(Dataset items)
-- Start --
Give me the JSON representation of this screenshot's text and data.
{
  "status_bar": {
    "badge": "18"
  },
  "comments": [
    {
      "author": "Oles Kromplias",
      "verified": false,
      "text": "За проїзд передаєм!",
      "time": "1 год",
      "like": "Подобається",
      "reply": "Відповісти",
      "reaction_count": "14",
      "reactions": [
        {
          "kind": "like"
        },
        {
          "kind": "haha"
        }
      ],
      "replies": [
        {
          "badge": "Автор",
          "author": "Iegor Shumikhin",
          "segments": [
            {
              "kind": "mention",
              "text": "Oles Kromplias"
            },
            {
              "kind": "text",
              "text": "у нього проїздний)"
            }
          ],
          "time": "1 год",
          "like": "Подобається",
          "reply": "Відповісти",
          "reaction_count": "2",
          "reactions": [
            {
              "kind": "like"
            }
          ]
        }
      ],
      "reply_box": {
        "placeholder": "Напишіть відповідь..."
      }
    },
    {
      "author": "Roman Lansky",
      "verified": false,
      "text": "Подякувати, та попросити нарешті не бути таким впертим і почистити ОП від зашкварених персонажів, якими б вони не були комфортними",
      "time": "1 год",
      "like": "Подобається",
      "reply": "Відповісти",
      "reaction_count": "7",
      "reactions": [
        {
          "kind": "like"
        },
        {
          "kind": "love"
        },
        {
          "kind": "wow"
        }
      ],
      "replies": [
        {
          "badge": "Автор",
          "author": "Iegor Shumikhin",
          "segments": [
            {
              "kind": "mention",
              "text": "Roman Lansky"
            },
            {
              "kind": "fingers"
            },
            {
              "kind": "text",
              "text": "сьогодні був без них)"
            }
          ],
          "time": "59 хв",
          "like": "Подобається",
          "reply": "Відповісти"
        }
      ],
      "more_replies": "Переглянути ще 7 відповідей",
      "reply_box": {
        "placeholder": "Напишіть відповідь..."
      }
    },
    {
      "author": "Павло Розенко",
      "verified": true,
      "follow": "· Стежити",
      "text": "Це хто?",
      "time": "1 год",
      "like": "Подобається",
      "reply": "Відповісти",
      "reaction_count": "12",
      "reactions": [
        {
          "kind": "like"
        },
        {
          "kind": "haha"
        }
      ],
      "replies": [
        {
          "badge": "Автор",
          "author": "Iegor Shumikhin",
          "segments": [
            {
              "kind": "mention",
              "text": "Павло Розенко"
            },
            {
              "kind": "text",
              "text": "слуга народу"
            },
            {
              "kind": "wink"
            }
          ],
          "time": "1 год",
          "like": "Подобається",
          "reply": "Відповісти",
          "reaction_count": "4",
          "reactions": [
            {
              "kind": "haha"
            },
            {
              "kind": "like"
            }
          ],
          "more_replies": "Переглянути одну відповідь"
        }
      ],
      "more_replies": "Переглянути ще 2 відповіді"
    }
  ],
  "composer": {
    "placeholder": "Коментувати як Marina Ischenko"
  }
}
-- End --
● BRIEF
Print all of the entries exactly as they are written.

● THE RESPONSE
Give me the JSON representation of this screenshot's text and data.
{
  "status_bar": {
    "badge": "18"
  },
  "comments": [
    {
      "author": "Oles Kromplias",
      "verified": false,
      "text": "За проїзд передаєм!",
      "time": "1 год",
      "like": "Подобається",
      "reply": "Відповісти",
      "reaction_count": "14",
      "reactions": [
        {
          "kind": "like"
        },
        {
          "kind": "haha"
        }
      ],
      "replies": [
        {
          "badge": "Автор",
          "author": "Iegor Shumikhin",
          "segments": [
            {
              "kind": "mention",
              "text": "Oles Kromplias"
            },
            {
              "kind": "text",
              "text": "у нього проїздний)"
            }
          ],
          "time": "1 год",
          "like": "Подобається",
          "reply": "Відповісти",
          "reaction_count": "2",
          "reactions": [
            {
              "kind": "like"
            }
          ]
        }
      ],
      "reply_box": {
        "placeholder": "Напишіть відповідь..."
      }
    },
    {
      "author": "Roman Lansky",
      "verified": false,
      "text": "Подякувати, та попросити нарешті не бути таким впертим і почистити ОП від зашкварених персонажів, якими б вони не були комфортними",
      "time": "1 год",
      "like": "Подобається",
      "reply": "Відповісти",
      "reaction_count": "7",
      "reactions": [
        {
          "kind": "like"
        },
        {
          "kind": "love"
        },
        {
          "kind": "wow"
        }
      ],
      "replies": [
        {
          "badge": "Автор",
          "author": "Iegor Shumikhin",
          "segments": [
            {
              "kind": "mention",
              "text": "Roman Lansky"
            },
            {
              "kind": "fingers"
            },
            {
              "kind": "text",
              "text": "сьогодні був без них)"
            }
          ],
          "time": "59 хв",
          "like": "Подобається",
          "reply": "Відповісти"
        }
      ],
      "more_replies": "Переглянути ще 7 відповідей",
      "reply_box": {
        "placeholder": "Напишіть відповідь..."
      }
    },
    {
      "author": "Павло Розенко",
      "verified": true,
      "follow": "· Стежити",
      "text": "Це хто?",
      "time": "1 год",
      "like": "Подобається",
      "reply": "Відповісти",
      "reaction_count": "12",
      "reactions": [
        {
          "kind": "like"
        },
        {
          "kind": "haha"
        }
      ],
      "replies": [
        {
          "badge": "Автор",
          "author": "Iegor Shumikhin",
          "segments": [
            {
              "kind": "mention",
              "text": "Павло Розенко"
            },
            {
              "kind": "text",
              "text": "слуга народу"
            },
            {
              "kind": "wink"
            }
          ],
          "time": "1 год",
          "like": "Подобається",
          "reply": "Відповісти",
          "reaction_count": "4",
          "reactions": [
            {
              "kind": "haha"
            },
            {
              "kind": "like"
            }
          ],
          "more_replies": "Переглянути одну відповідь"
        }
      ],
      "more_replies": "Переглянути ще 2 відповіді"
    }
  ],
  "composer": {
    "placeholder": "Коментувати як Marina Ischenko"
  }
}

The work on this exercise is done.